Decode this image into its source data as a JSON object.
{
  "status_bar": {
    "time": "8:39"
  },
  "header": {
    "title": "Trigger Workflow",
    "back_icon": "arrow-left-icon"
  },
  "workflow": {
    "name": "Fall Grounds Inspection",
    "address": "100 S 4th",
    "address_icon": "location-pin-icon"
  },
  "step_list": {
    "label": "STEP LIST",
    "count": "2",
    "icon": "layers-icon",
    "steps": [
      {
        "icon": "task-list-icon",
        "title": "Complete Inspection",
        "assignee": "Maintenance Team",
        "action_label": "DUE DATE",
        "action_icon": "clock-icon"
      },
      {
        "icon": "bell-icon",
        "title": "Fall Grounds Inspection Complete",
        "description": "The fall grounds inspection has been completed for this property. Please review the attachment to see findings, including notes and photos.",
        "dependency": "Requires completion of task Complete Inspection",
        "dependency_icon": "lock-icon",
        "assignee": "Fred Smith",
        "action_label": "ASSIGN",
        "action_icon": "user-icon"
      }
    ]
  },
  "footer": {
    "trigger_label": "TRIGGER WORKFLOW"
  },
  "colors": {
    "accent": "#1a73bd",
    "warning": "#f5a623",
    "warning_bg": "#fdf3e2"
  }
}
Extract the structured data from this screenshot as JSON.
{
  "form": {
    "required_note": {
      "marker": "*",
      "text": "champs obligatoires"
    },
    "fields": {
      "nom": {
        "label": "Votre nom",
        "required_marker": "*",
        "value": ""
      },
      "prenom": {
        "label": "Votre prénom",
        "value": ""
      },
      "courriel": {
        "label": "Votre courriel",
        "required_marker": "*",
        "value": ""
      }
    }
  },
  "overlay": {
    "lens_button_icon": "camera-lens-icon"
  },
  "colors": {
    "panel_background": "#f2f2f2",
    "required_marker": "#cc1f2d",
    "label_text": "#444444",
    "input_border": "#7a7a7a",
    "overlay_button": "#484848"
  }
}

################

## Instruction
Return the whole listing exactly, with every line included.

## Task response
Decode this image into its source data as a JSON object.
{
  "status_bar": {
    "time": "8:39"
  },
  "header": {
    "title": "Trigger Workflow",
    "back_icon": "arrow-left-icon"
  },
  "workflow": {
    "name": "Fall Grounds Inspection",
    "address": "100 S 4th",
    "address_icon": "location-pin-icon"
  },
  "step_list": {
    "label": "STEP LIST",
    "count": "2",
    "icon": "layers-icon",
    "steps": [
      {
        "icon": "task-list-icon",
        "title": "Complete Inspection",
        "assignee": "Maintenance Team",
        "action_label": "DUE DATE",
        "action_icon": "clock-icon"
      },
      {
        "icon": "bell-icon",
        "title": "Fall Grounds Inspection Complete",
        "description": "The fall grounds inspection has been completed for this property. Please review the attachment to see findings, including notes and photos.",
        "dependency": "Requires completion of task Complete Inspection",
        "dependency_icon": "lock-icon",
        "assignee": "Fred Smith",
        "action_label": "ASSIGN",
        "action_icon": "user-icon"
      }
    ]
  },
  "footer": {
    "trigger_label": "TRIGGER WORKFLOW"
  },
  "colors": {
    "accent": "#1a73bd",
    "warning": "#f5a623",
    "warning_bg": "#fdf3e2"
  }
}
Extract the structured data from this screenshot as JSON.
{
  "form": {
    "required_note": {
      "marker": "*",
      "text": "champs obligatoires"
    },
    "fields": {
      "nom": {
        "label": "Votre nom",
        "required_marker": "*",
        "value": ""
      },
      "prenom": {
        "label": "Votre prénom",
        "value": ""
      },
      "courriel": {
        "label": "Votre courriel",
        "required_marker": "*",
        "value": ""
      }
    }
  },
  "overlay": {
    "lens_button_icon": "camera-lens-icon"
  },
  "colors": {
    "panel_background": "#f2f2f2",
    "required_marker": "#cc1f2d",
    "label_text": "#444444",
    "input_border": "#7a7a7a",
    "overlay_button": "#484848"
  }
}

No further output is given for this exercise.